◆ Work required
Write out every entry exactly as it appears.
━━━━━━
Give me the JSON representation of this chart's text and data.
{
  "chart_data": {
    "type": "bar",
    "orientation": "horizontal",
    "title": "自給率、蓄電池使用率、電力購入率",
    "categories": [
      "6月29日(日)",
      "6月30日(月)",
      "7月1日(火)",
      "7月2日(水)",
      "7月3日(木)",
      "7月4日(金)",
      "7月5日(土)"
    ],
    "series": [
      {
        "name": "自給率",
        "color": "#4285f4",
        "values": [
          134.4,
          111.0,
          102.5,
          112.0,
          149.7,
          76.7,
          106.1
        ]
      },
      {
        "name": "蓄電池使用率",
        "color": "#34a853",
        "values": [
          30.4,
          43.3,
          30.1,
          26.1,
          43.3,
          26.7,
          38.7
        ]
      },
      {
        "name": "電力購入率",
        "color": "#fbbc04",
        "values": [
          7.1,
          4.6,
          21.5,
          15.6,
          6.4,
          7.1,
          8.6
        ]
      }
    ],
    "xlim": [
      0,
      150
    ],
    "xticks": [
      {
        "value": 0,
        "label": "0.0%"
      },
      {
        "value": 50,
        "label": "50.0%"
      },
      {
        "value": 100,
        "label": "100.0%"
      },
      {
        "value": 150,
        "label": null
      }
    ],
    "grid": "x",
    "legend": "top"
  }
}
━━━━━━
◆ Worked solution
Give me the JSON representation of this chart's text and data.
{
  "chart_data": {
    "type": "bar",
    "orientation": "horizontal",
    "title": "自給率、蓄電池使用率、電力購入率",
    "categories": [
      "6月29日(日)",
      "6月30日(月)",
      "7月1日(火)",
      "7月2日(水)",
      "7月3日(木)",
      "7月4日(金)",
      "7月5日(土)"
    ],
    "series": [
      {
        "name": "自給率",
        "color": "#4285f4",
        "values": [
          134.4,
          111.0,
          102.5,
          112.0,
          149.7,
          76.7,
          106.1
        ]
      },
      {
        "name": "蓄電池使用率",
        "color": "#34a853",
        "values": [
          30.4,
          43.3,
          30.1,
          26.1,
          43.3,
          26.7,
          38.7
        ]
      },
      {
        "name": "電力購入率",
        "color": "#fbbc04",
        "values": [
          7.1,
          4.6,
          21.5,
          15.6,
          6.4,
          7.1,
          8.6
        ]
      }
    ],
    "xlim": [
      0,
      150
    ],
    "xticks": [
      {
        "value": 0,
        "label": "0.0%"
      },
      {
        "value": 50,
        "label": "50.0%"
      },
      {
        "value": 100,
        "label": "100.0%"
      },
      {
        "value": 150,
        "label": null
      }
    ],
    "grid": "x",
    "legend": "top"
  }
}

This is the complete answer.